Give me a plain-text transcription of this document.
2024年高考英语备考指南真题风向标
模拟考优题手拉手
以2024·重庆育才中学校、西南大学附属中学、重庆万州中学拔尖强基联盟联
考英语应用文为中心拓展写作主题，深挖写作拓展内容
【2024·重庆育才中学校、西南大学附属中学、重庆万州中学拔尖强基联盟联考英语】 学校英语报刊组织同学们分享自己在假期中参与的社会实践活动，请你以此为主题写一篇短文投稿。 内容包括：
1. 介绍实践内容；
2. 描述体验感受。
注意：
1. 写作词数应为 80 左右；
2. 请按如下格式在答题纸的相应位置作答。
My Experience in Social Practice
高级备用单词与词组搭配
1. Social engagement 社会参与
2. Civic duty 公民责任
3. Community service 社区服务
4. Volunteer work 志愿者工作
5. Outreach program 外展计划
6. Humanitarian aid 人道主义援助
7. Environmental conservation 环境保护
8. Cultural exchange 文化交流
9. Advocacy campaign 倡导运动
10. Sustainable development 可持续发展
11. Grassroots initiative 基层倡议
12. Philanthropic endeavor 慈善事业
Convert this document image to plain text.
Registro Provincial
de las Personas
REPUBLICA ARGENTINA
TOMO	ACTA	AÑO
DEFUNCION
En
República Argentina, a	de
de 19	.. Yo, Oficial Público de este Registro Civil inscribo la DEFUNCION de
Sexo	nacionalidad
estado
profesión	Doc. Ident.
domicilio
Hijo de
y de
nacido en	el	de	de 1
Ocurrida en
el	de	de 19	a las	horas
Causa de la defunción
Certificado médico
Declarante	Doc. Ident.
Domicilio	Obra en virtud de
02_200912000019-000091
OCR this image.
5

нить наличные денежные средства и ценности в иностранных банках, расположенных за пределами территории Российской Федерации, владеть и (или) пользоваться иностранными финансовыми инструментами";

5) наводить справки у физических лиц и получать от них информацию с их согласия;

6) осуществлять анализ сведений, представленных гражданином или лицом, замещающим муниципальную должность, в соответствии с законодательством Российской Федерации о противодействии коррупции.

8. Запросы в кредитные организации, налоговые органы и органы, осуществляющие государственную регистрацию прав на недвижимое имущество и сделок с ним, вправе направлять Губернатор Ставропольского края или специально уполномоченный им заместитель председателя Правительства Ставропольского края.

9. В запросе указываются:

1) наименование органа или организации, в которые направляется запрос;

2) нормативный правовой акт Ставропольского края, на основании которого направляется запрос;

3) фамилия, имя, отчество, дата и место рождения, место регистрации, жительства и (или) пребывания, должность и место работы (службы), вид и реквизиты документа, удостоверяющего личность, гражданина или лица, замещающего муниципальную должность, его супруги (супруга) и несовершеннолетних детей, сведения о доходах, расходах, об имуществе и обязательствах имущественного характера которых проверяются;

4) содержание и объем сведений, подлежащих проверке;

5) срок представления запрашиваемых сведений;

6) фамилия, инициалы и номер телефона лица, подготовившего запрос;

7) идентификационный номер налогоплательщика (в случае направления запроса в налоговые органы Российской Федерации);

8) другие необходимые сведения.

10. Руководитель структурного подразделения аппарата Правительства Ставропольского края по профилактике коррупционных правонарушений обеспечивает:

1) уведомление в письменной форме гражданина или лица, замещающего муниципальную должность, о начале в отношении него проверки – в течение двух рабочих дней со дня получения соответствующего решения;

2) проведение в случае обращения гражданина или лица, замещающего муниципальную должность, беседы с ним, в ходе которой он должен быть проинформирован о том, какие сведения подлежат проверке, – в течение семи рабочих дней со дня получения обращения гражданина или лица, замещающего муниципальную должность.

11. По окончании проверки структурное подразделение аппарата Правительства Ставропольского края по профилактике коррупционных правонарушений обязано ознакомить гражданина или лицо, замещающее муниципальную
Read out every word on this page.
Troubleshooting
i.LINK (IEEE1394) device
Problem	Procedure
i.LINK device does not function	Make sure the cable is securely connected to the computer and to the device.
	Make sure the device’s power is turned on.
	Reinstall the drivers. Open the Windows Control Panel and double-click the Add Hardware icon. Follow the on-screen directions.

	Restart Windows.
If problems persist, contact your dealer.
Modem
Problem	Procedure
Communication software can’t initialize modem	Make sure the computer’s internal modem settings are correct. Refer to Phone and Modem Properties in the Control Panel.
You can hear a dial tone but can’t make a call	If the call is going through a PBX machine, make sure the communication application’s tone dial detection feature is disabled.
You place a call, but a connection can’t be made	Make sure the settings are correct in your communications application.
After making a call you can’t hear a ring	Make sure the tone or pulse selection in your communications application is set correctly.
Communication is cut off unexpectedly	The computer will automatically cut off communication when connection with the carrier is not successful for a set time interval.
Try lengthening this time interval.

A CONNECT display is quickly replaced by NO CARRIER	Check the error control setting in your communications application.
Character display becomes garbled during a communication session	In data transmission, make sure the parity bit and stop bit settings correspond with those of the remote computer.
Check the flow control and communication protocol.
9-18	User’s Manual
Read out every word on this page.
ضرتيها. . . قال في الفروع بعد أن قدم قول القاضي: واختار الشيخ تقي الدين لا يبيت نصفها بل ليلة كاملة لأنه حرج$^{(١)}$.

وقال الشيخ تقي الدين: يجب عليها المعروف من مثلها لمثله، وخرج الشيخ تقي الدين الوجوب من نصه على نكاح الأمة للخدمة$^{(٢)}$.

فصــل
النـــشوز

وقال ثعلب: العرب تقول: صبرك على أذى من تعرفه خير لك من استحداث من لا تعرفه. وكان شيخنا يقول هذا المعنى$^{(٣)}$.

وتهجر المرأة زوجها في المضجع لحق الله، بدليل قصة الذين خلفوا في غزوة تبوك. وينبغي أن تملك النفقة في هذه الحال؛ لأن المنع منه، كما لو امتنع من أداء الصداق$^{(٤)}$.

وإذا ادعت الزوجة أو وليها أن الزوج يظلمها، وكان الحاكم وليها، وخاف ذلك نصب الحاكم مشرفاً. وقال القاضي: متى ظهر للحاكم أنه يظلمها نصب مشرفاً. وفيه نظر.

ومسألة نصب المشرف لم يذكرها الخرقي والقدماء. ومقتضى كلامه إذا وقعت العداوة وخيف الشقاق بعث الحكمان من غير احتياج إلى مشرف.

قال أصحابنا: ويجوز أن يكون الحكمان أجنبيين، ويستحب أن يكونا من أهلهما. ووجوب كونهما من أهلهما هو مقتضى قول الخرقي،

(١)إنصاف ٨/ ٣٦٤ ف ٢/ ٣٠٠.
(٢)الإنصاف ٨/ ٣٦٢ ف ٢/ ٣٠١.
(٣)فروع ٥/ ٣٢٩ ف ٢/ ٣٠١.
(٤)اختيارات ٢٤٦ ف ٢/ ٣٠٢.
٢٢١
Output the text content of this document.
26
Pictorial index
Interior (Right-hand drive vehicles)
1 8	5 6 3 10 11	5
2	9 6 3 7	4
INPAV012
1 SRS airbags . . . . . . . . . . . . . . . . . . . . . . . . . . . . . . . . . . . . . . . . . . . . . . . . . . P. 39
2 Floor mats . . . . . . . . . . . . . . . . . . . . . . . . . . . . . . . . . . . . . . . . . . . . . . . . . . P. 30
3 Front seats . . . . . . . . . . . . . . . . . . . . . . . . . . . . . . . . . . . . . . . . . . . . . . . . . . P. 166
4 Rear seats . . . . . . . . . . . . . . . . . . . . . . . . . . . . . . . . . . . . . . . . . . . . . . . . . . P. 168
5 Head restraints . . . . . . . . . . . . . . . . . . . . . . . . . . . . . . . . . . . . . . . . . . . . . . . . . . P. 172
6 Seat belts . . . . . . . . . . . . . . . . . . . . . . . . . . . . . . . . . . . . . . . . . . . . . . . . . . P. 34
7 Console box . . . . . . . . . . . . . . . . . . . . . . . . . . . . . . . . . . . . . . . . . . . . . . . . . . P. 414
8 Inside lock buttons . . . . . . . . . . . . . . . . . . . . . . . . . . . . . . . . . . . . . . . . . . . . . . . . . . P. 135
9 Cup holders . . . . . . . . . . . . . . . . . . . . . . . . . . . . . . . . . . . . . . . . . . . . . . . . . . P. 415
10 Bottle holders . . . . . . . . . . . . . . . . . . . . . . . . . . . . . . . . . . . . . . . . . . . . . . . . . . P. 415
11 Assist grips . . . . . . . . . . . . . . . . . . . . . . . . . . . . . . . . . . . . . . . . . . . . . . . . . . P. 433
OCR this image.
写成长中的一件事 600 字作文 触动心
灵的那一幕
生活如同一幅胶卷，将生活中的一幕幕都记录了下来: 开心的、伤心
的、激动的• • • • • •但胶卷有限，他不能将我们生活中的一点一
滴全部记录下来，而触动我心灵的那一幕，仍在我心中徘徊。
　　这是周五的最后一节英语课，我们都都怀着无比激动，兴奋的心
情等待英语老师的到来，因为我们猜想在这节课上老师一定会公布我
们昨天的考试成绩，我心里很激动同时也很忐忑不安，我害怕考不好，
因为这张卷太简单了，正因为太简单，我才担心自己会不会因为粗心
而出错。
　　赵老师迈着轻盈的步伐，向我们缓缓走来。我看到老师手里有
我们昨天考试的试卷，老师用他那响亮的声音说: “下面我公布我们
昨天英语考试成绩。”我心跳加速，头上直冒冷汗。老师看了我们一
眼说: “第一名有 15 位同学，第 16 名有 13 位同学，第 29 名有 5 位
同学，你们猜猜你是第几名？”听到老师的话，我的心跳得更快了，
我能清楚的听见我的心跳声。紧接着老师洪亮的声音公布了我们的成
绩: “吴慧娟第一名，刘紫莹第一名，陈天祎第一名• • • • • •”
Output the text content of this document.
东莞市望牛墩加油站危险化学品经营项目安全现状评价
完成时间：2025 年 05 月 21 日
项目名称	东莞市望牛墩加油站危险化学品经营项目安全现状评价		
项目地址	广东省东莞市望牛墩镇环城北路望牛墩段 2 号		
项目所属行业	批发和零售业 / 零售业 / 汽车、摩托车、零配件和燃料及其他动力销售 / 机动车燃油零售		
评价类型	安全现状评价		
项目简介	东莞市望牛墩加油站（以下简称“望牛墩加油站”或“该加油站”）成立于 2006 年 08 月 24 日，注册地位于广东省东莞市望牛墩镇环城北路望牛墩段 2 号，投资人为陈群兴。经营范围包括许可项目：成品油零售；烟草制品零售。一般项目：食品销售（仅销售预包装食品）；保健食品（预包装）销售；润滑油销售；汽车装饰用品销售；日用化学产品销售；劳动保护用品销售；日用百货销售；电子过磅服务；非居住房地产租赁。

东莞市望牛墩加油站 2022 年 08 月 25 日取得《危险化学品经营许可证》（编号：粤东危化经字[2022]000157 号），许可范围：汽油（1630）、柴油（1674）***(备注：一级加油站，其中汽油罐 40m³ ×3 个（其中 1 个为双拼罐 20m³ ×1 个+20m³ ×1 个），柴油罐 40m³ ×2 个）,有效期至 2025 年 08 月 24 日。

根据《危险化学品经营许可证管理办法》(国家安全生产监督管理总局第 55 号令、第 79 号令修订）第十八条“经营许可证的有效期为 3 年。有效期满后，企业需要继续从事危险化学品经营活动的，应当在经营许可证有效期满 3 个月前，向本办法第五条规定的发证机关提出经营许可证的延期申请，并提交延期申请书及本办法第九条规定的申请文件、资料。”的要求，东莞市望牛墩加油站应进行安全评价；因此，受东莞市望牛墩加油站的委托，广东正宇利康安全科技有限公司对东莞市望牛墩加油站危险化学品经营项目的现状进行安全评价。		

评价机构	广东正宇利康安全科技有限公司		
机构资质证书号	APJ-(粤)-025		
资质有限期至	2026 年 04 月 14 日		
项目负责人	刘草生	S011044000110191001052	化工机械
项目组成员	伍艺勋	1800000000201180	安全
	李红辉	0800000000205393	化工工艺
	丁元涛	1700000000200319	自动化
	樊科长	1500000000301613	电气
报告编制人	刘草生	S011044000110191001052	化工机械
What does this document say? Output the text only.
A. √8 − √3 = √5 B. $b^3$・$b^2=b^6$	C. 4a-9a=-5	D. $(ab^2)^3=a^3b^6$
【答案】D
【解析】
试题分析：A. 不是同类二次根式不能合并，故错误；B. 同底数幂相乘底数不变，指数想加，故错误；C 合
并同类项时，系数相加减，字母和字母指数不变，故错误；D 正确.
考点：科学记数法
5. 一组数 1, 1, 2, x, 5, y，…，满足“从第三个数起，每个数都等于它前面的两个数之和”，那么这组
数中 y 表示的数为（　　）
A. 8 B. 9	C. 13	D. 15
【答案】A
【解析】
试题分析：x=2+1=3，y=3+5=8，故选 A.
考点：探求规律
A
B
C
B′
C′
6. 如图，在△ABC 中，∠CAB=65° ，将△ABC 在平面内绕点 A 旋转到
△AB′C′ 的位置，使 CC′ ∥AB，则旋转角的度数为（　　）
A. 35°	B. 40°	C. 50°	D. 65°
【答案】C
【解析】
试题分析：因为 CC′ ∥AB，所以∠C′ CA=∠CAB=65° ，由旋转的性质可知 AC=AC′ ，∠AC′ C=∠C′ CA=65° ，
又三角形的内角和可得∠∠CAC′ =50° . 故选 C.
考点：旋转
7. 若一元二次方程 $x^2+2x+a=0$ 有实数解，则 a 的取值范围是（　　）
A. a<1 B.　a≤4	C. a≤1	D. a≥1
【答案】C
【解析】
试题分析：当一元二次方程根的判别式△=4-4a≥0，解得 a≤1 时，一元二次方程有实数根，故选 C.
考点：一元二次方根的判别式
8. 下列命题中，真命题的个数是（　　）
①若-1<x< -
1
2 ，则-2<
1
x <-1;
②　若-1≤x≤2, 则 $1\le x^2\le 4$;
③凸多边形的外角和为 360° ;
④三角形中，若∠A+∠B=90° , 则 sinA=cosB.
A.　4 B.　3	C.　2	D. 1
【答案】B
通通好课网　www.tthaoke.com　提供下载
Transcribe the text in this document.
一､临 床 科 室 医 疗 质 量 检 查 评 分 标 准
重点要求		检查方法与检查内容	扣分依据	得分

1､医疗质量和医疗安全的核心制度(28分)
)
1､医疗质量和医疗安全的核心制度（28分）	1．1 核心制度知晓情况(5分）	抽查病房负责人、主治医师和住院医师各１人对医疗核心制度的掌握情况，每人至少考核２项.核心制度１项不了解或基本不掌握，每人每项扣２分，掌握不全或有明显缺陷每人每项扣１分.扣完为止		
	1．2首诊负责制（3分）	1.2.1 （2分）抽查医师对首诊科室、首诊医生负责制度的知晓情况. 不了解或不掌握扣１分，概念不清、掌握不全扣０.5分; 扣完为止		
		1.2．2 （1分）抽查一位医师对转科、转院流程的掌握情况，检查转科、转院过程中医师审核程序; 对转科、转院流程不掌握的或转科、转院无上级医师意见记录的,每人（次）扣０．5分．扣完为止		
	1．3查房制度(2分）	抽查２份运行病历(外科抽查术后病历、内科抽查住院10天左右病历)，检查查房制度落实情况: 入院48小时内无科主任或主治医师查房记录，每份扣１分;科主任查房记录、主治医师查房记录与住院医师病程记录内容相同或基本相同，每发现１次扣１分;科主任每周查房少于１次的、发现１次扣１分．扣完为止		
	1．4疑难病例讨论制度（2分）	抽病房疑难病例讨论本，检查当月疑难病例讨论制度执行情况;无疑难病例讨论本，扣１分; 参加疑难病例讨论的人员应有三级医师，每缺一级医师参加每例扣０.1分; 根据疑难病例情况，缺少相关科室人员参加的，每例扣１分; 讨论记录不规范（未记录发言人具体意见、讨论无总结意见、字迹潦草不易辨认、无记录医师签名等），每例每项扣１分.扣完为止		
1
------
■ To do: Search the data above for lines holding "西南大学附属中学" and copy each of them.

■ Right answer:
以2024·重庆育才中学校、西南大学附属中学、重庆万州中学拔尖强基联盟联
【2024·重庆育才中学校、西南大学附属中学、重庆万州中学拔尖强基联盟联考英语】 学校英语报刊组织同学们分享自己在假期中参与的社会实践活动，请你以此为主题写一篇短文投稿。 内容包括：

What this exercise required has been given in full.